Word for word, retype every entry in the listing.

— Start Data records —

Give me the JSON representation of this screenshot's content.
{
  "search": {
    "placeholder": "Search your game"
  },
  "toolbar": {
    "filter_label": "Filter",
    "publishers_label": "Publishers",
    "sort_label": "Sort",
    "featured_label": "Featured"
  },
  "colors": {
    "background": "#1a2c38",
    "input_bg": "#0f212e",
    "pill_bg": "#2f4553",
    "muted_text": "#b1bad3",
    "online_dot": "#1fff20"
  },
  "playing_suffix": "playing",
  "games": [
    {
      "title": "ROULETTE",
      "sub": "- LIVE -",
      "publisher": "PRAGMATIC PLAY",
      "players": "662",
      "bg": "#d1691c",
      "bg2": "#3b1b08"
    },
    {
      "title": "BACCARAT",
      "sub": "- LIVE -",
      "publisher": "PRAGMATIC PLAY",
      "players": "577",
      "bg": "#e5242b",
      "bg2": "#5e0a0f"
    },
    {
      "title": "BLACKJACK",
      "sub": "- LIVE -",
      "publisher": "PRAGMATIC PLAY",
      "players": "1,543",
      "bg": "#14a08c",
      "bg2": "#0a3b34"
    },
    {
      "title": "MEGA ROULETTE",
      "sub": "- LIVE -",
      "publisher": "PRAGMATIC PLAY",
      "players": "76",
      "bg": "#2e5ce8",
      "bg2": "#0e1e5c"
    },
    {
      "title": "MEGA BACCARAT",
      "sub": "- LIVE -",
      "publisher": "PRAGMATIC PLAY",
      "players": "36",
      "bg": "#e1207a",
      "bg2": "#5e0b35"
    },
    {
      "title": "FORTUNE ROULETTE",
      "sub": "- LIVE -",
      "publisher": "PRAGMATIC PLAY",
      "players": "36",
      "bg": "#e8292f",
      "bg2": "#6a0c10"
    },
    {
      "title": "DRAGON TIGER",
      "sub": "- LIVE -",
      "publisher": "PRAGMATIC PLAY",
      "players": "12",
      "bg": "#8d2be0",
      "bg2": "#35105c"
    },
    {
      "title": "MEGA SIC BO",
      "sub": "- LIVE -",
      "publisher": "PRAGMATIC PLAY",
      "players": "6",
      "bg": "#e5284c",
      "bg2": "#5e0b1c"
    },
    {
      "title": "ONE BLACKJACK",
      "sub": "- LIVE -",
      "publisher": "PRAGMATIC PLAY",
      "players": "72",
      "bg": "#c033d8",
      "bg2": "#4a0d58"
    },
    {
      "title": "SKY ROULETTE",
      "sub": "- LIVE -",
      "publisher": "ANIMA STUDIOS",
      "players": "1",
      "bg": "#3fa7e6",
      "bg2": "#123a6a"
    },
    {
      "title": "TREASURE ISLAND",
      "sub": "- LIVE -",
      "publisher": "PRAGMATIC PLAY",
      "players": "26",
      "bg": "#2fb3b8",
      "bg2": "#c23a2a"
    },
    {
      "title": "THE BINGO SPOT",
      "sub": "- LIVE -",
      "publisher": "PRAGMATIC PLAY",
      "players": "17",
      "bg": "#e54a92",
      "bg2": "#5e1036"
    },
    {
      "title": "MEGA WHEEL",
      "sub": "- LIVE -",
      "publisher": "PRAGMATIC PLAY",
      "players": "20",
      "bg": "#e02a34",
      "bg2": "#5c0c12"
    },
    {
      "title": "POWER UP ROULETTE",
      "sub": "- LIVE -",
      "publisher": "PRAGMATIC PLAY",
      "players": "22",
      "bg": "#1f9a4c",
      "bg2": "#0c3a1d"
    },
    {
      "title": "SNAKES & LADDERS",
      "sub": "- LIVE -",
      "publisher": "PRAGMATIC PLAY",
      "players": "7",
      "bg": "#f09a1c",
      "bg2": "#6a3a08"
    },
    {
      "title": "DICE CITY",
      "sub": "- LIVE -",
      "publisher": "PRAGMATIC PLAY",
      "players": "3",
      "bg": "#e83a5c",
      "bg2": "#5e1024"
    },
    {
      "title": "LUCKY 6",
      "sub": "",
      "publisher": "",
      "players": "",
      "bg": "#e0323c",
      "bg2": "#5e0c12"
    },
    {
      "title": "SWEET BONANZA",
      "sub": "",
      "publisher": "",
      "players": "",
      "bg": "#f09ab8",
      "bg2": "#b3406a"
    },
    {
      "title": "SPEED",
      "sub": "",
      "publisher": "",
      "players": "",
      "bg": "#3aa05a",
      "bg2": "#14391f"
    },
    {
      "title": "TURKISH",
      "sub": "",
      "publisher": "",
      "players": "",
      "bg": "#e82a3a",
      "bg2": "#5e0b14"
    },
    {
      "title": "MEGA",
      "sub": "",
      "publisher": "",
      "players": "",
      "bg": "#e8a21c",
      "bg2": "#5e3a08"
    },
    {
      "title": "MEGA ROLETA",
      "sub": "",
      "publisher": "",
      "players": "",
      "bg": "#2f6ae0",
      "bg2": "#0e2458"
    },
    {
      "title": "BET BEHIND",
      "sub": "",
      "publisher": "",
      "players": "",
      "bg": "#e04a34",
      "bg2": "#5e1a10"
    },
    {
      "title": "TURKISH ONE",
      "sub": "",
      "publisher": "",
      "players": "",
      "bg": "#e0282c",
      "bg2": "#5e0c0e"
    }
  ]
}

— End Data records —

The reply:
Give me the JSON representation of this screenshot's content.
{
  "search": {
    "placeholder": "Search your game"
  },
  "toolbar": {
    "filter_label": "Filter",
    "publishers_label": "Publishers",
    "sort_label": "Sort",
    "featured_label": "Featured"
  },
  "colors": {
    "background": "#1a2c38",
    "input_bg": "#0f212e",
    "pill_bg": "#2f4553",
    "muted_text": "#b1bad3",
    "online_dot": "#1fff20"
  },
  "playing_suffix": "playing",
  "games": [
    {
      "title": "ROULETTE",
      "sub": "- LIVE -",
      "publisher": "PRAGMATIC PLAY",
      "players": "662",
      "bg": "#d1691c",
      "bg2": "#3b1b08"
    },
    {
      "title": "BACCARAT",
      "sub": "- LIVE -",
      "publisher": "PRAGMATIC PLAY",
      "players": "577",
      "bg": "#e5242b",
      "bg2": "#5e0a0f"
    },
    {
      "title": "BLACKJACK",
      "sub": "- LIVE -",
      "publisher": "PRAGMATIC PLAY",
      "players": "1,543",
      "bg": "#14a08c",
      "bg2": "#0a3b34"
    },
    {
      "title": "MEGA ROULETTE",
      "sub": "- LIVE -",
      "publisher": "PRAGMATIC PLAY",
      "players": "76",
      "bg": "#2e5ce8",
      "bg2": "#0e1e5c"
    },
    {
      "title": "MEGA BACCARAT",
      "sub": "- LIVE -",
      "publisher": "PRAGMATIC PLAY",
      "players": "36",
      "bg": "#e1207a",
      "bg2": "#5e0b35"
    },
    {
      "title": "FORTUNE ROULETTE",
      "sub": "- LIVE -",
      "publisher": "PRAGMATIC PLAY",
      "players": "36",
      "bg": "#e8292f",
      "bg2": "#6a0c10"
    },
    {
      "title": "DRAGON TIGER",
      "sub": "- LIVE -",
      "publisher": "PRAGMATIC PLAY",
      "players": "12",
      "bg": "#8d2be0",
      "bg2": "#35105c"
    },
    {
      "title": "MEGA SIC BO",
      "sub": "- LIVE -",
      "publisher": "PRAGMATIC PLAY",
      "players": "6",
      "bg": "#e5284c",
      "bg2": "#5e0b1c"
    },
    {
      "title": "ONE BLACKJACK",
      "sub": "- LIVE -",
      "publisher": "PRAGMATIC PLAY",
      "players": "72",
      "bg": "#c033d8",
      "bg2": "#4a0d58"
    },
    {
      "title": "SKY ROULETTE",
      "sub": "- LIVE -",
      "publisher": "ANIMA STUDIOS",
      "players": "1",
      "bg": "#3fa7e6",
      "bg2": "#123a6a"
    },
    {
      "title": "TREASURE ISLAND",
      "sub": "- LIVE -",
      "publisher": "PRAGMATIC PLAY",
      "players": "26",
      "bg": "#2fb3b8",
      "bg2": "#c23a2a"
    },
    {
      "title": "THE BINGO SPOT",
      "sub": "- LIVE -",
      "publisher": "PRAGMATIC PLAY",
      "players": "17",
      "bg": "#e54a92",
      "bg2": "#5e1036"
    },
    {
      "title": "MEGA WHEEL",
      "sub": "- LIVE -",
      "publisher": "PRAGMATIC PLAY",
      "players": "20",
      "bg": "#e02a34",
      "bg2": "#5c0c12"
    },
    {
      "title": "POWER UP ROULETTE",
      "sub": "- LIVE -",
      "publisher": "PRAGMATIC PLAY",
      "players": "22",
      "bg": "#1f9a4c",
      "bg2": "#0c3a1d"
    },
    {
      "title": "SNAKES & LADDERS",
      "sub": "- LIVE -",
      "publisher": "PRAGMATIC PLAY",
      "players": "7",
      "bg": "#f09a1c",
      "bg2": "#6a3a08"
    },
    {
      "title": "DICE CITY",
      "sub": "- LIVE -",
      "publisher": "PRAGMATIC PLAY",
      "players": "3",
      "bg": "#e83a5c",
      "bg2": "#5e1024"
    },
    {
      "title": "LUCKY 6",
      "sub": "",
      "publisher": "",
      "players": "",
      "bg": "#e0323c",
      "bg2": "#5e0c12"
    },
    {
      "title": "SWEET BONANZA",
      "sub": "",
      "publisher": "",
      "players": "",
      "bg": "#f09ab8",
      "bg2": "#b3406a"
    },
    {
      "title": "SPEED",
      "sub": "",
      "publisher": "",
      "players": "",
      "bg": "#3aa05a",
      "bg2": "#14391f"
    },
    {
      "title": "TURKISH",
      "sub": "",
      "publisher": "",
      "players": "",
      "bg": "#e82a3a",
      "bg2": "#5e0b14"
    },
    {
      "title": "MEGA",
      "sub": "",
      "publisher": "",
      "players": "",
      "bg": "#e8a21c",
      "bg2": "#5e3a08"
    },
    {
      "title": "MEGA ROLETA",
      "sub": "",
      "publisher": "",
      "players": "",
      "bg": "#2f6ae0",
      "bg2": "#0e2458"
    },
    {
      "title": "BET BEHIND",
      "sub": "",
      "publisher": "",
      "players": "",
      "bg": "#e04a34",
      "bg2": "#5e1a10"
    },
    {
      "title": "TURKISH ONE",
      "sub": "",
      "publisher": "",
      "players": "",
      "bg": "#e0282c",
      "bg2": "#5e0c0e"
    }
  ]
}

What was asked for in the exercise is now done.